> _EXERCISE TASK_:
Assemble all lines in which the string "this" appears.

(Records about charts and figures)
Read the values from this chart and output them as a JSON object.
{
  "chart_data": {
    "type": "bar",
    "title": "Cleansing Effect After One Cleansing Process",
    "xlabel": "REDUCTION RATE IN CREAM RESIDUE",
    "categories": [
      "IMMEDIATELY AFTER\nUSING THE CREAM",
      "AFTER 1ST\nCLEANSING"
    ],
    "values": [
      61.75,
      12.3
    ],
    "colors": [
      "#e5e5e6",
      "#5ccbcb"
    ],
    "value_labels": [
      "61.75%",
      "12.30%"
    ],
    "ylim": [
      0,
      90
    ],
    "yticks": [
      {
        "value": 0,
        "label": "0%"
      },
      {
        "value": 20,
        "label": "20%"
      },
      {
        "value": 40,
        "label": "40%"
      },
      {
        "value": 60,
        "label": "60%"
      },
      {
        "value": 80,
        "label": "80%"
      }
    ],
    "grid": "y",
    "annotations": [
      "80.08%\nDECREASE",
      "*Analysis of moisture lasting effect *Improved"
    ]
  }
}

==

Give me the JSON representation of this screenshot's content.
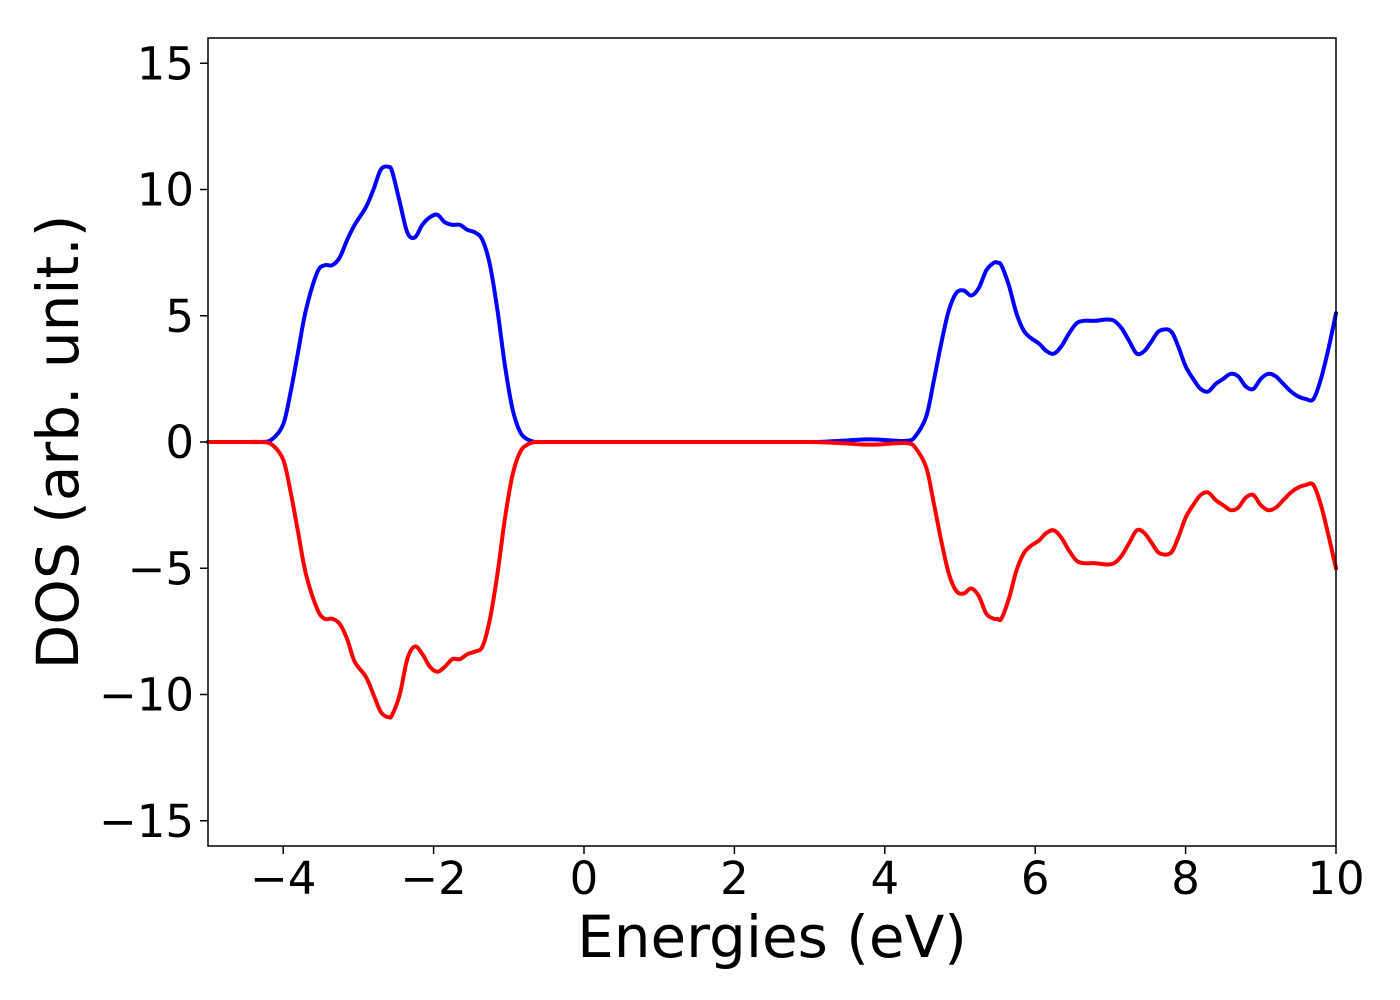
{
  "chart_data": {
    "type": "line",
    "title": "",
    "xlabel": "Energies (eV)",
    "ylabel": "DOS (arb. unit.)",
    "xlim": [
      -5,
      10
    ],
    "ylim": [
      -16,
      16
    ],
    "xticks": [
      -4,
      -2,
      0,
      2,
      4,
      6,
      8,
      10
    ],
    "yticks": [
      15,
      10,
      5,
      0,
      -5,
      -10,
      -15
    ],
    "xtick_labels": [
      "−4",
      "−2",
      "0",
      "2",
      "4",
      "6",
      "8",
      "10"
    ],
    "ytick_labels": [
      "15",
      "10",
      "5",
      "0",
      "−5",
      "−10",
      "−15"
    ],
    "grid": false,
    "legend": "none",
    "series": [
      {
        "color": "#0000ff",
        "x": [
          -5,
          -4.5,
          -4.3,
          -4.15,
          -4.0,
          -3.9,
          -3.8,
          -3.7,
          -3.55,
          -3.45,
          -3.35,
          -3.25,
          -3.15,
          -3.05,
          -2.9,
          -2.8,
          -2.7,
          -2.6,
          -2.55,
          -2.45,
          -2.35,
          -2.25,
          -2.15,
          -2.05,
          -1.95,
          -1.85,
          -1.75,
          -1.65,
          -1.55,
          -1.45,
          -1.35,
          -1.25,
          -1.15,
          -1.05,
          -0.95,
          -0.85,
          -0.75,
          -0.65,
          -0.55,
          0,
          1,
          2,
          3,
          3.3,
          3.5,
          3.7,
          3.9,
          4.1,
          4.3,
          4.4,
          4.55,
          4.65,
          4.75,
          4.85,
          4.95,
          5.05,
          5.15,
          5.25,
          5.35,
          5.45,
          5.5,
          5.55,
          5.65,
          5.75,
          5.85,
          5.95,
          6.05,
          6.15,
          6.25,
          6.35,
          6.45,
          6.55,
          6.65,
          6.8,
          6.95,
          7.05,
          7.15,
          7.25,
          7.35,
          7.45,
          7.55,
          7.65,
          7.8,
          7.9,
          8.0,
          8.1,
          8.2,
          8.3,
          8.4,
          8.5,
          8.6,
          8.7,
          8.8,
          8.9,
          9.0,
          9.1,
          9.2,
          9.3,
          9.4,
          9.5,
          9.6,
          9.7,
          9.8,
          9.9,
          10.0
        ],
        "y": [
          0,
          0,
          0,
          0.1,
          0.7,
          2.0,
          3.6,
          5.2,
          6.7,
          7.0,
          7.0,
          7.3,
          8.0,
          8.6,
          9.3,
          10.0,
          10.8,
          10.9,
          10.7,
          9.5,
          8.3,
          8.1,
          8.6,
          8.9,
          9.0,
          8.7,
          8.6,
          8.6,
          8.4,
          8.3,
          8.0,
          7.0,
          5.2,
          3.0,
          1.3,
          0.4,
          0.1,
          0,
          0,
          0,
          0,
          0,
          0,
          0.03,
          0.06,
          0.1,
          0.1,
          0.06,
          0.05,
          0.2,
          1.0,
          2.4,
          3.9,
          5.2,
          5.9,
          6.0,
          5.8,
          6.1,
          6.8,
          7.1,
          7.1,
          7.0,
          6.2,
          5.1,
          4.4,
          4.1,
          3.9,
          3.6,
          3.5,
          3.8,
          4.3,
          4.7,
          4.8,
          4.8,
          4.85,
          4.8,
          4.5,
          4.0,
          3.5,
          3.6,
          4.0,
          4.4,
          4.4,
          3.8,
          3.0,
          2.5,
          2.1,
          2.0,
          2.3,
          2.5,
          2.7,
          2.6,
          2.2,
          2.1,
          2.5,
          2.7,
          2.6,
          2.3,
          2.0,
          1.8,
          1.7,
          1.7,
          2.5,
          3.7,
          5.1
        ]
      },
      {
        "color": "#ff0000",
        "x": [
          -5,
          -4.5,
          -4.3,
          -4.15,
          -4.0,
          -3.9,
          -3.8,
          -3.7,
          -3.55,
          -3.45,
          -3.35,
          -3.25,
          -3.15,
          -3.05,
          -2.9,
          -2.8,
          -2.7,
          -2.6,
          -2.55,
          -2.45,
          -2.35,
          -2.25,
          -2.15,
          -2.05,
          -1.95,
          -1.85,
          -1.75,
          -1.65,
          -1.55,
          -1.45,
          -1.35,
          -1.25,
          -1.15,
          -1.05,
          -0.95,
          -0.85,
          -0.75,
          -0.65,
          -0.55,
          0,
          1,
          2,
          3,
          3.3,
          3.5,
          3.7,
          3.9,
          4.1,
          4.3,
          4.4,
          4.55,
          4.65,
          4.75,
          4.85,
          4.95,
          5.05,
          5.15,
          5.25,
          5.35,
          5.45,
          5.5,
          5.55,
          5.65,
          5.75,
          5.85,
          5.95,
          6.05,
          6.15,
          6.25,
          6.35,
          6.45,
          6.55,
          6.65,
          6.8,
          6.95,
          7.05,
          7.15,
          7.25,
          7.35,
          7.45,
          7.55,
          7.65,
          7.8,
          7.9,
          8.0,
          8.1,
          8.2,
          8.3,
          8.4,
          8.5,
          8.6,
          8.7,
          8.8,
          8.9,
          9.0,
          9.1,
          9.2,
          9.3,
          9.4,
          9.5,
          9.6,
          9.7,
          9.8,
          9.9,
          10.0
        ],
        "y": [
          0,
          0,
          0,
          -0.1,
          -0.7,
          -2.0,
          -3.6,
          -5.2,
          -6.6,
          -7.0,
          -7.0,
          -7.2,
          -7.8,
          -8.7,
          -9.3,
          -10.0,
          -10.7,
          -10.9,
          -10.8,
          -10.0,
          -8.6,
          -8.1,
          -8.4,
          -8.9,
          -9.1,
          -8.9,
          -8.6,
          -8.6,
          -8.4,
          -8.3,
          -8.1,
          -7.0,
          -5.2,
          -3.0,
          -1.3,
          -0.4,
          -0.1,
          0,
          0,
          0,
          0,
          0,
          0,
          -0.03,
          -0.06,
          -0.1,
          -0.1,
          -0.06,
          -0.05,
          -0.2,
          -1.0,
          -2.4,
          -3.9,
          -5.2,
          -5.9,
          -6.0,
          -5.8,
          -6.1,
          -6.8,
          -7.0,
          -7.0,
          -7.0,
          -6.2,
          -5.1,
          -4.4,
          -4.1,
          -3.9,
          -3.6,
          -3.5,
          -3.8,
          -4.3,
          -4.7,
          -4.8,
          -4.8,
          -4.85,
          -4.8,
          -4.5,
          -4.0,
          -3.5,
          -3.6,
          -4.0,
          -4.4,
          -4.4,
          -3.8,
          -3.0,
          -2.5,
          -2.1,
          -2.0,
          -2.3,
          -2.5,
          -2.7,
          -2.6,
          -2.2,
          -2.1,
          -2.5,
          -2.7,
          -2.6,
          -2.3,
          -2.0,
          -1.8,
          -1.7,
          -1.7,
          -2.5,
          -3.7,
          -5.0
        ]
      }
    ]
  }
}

> _FINAL RESULT_:
Read the values from this chart and output them as a JSON object.
Give me the JSON representation of this screenshot's content.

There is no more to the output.